### Task goal
Would you please copy every line from the records that contains the word "asexual"?

### Records provided
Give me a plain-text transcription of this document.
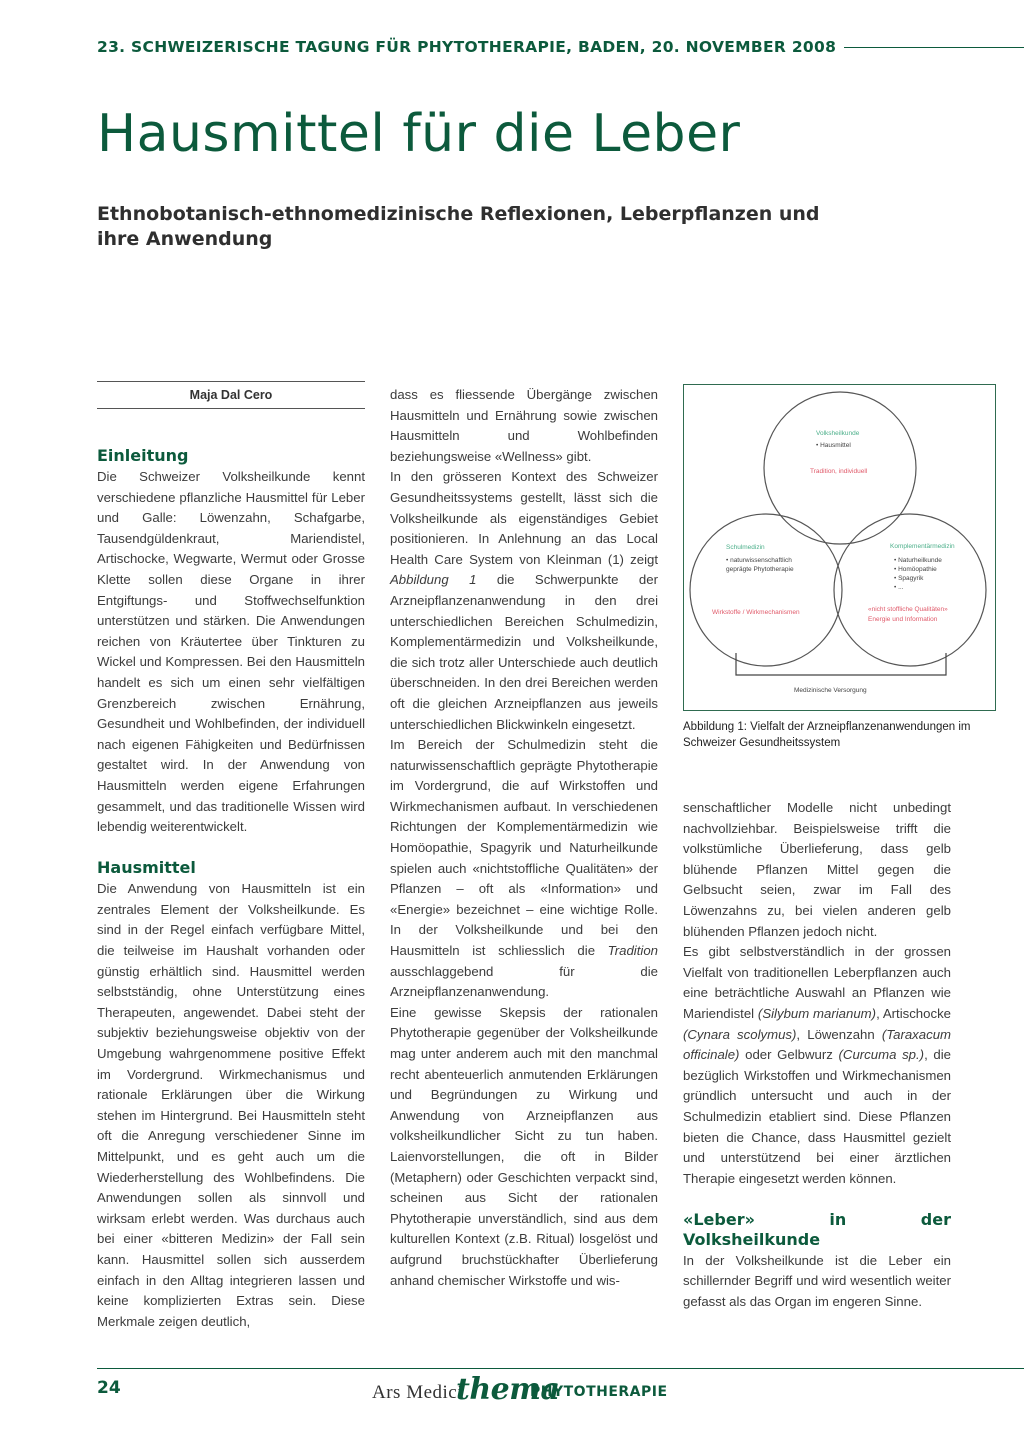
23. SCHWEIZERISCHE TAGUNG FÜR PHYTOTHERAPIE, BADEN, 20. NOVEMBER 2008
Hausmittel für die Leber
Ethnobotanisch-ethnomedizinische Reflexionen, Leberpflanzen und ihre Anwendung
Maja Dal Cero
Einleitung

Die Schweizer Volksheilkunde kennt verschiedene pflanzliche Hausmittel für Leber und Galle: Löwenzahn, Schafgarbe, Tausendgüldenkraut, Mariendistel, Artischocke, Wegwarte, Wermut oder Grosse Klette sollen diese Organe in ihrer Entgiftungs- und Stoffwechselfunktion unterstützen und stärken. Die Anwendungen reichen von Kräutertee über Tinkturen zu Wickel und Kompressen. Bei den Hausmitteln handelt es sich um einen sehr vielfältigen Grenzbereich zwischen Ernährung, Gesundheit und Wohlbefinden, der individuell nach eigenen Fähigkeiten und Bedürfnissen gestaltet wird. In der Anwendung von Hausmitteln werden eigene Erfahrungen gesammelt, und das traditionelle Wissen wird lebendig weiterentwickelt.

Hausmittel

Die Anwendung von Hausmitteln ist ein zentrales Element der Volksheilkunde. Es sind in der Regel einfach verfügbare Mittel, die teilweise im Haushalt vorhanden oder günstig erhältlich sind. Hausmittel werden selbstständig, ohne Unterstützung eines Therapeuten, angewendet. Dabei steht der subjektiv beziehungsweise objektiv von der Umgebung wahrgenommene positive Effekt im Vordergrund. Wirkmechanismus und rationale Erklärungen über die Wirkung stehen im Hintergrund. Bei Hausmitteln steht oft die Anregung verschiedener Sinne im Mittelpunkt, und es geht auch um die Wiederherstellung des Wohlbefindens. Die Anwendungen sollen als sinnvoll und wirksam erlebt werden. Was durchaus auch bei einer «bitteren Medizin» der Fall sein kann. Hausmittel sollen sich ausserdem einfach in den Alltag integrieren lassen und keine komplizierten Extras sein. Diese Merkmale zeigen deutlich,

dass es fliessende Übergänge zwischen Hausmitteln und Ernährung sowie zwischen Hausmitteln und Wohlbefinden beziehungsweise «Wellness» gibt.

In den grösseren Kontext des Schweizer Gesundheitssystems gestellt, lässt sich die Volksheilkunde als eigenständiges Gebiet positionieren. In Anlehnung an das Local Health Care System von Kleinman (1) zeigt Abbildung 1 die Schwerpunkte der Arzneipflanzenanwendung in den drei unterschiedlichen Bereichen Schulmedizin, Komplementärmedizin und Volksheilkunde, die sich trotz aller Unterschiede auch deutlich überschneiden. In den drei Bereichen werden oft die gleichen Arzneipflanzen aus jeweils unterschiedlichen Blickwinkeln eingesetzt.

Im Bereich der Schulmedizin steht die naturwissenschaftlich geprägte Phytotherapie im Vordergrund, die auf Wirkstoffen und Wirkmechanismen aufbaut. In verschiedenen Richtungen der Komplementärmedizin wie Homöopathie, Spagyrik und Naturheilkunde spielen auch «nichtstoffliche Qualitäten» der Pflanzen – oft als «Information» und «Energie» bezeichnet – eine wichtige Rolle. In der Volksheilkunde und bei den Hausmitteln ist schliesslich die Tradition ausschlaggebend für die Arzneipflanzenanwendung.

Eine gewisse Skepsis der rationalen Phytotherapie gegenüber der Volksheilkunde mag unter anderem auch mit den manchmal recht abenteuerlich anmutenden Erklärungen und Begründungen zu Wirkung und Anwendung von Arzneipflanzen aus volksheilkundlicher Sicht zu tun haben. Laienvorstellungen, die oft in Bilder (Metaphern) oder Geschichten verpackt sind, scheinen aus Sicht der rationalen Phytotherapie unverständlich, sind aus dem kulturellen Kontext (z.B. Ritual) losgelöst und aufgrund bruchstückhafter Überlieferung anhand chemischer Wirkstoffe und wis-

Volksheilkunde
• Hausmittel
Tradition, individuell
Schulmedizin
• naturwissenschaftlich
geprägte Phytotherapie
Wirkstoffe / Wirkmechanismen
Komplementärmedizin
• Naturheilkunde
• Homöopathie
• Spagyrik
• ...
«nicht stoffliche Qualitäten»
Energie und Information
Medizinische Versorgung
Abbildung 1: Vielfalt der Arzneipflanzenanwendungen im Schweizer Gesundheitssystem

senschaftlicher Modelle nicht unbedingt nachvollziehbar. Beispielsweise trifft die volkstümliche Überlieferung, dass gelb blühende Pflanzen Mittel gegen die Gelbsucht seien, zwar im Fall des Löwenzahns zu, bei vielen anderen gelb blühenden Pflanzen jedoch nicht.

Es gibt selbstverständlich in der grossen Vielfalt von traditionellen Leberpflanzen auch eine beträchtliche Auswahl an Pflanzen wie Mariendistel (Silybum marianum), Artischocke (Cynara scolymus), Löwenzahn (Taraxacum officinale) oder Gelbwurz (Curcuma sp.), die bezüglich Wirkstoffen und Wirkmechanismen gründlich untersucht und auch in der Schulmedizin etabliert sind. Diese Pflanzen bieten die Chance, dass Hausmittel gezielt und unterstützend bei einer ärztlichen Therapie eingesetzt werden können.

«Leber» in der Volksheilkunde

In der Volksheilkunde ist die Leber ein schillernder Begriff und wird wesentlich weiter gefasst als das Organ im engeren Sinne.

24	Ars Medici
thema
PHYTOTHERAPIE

---

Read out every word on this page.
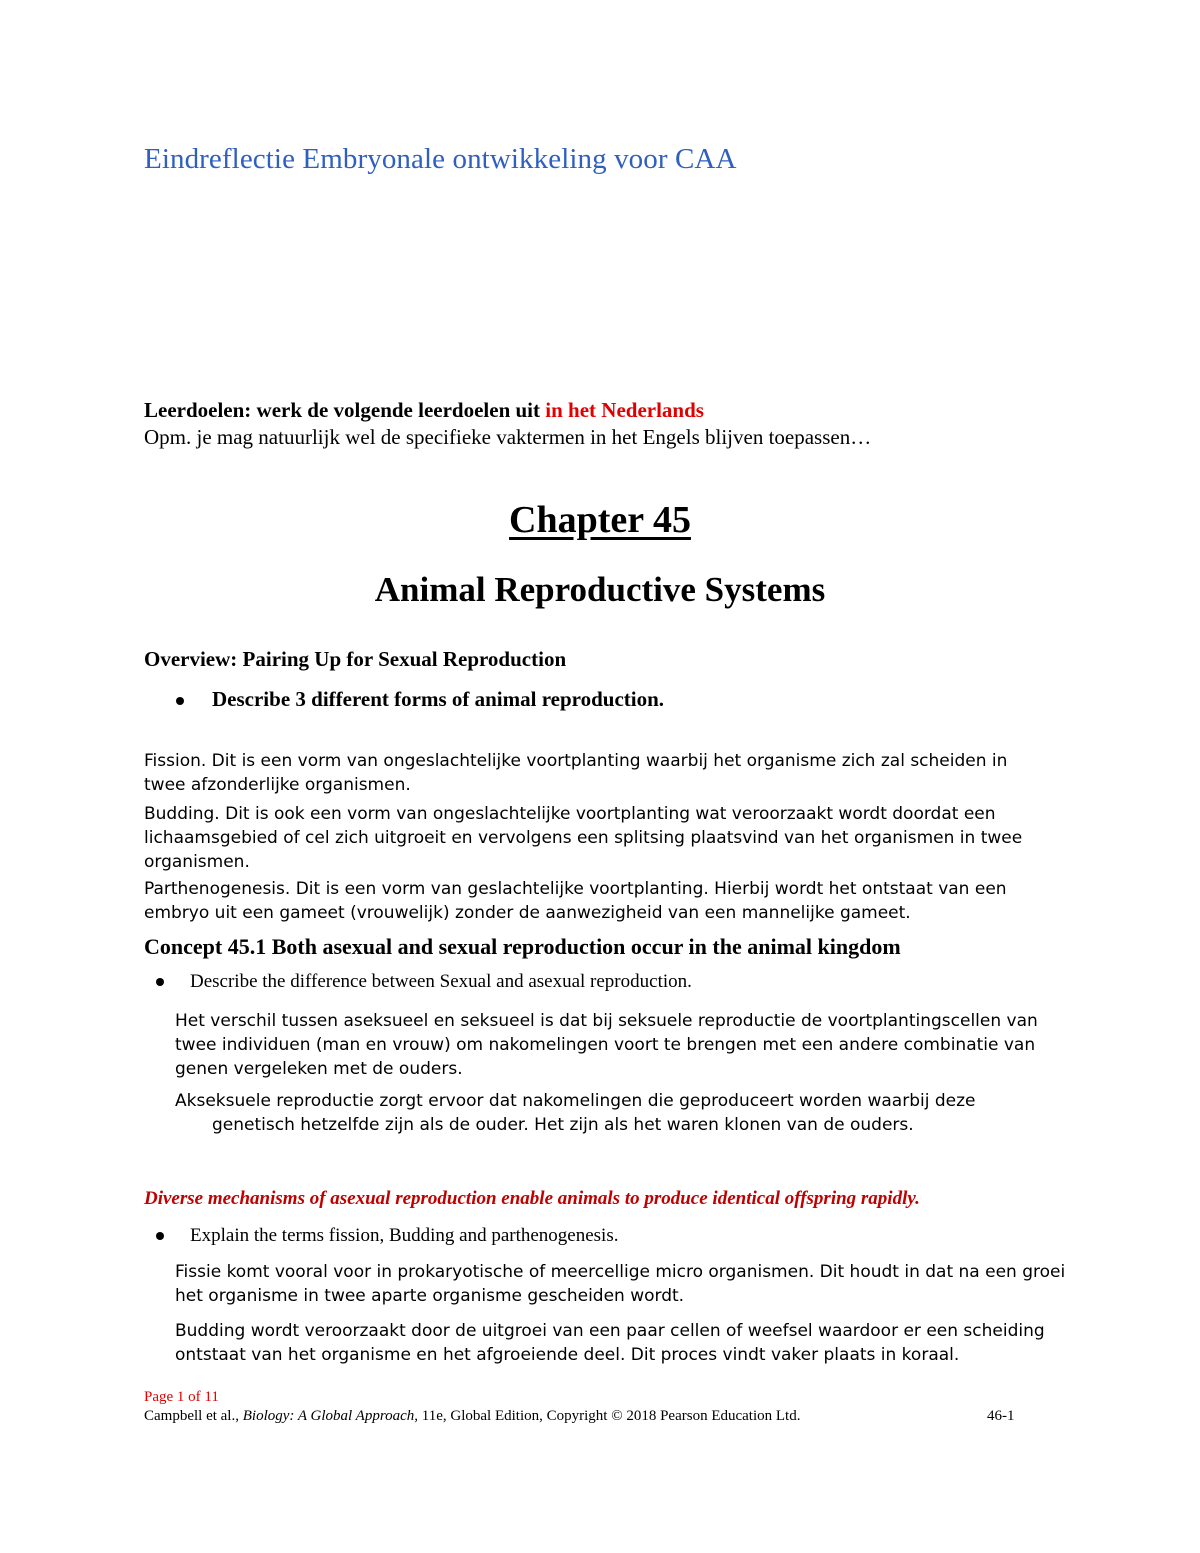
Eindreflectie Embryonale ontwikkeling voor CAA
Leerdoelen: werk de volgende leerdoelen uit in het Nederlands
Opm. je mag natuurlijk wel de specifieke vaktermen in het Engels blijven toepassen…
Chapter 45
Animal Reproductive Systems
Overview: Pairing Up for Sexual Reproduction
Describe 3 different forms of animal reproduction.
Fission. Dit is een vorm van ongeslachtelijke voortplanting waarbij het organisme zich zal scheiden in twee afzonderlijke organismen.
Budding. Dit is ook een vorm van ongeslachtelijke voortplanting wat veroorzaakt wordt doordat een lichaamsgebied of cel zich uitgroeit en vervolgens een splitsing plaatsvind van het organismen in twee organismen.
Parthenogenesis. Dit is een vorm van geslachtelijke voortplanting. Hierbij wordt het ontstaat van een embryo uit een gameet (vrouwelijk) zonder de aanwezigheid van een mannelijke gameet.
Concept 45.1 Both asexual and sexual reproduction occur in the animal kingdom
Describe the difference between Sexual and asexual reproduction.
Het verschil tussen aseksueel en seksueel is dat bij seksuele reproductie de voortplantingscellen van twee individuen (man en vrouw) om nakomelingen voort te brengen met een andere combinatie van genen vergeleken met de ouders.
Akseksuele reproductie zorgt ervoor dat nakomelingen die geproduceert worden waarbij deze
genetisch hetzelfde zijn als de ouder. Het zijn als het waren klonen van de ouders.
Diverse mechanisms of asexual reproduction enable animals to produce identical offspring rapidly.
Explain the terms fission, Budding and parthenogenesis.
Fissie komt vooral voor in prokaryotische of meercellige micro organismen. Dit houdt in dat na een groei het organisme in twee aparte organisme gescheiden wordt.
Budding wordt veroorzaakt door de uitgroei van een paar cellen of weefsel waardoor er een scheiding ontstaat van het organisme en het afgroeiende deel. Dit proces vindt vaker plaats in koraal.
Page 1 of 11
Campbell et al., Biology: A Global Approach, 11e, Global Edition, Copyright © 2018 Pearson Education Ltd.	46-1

### Completed exercise
Concept 45.1 Both asexual and sexual reproduction occur in the animal kingdom
Describe the difference between Sexual and asexual reproduction.
Diverse mechanisms of asexual reproduction enable animals to produce identical offspring rapidly.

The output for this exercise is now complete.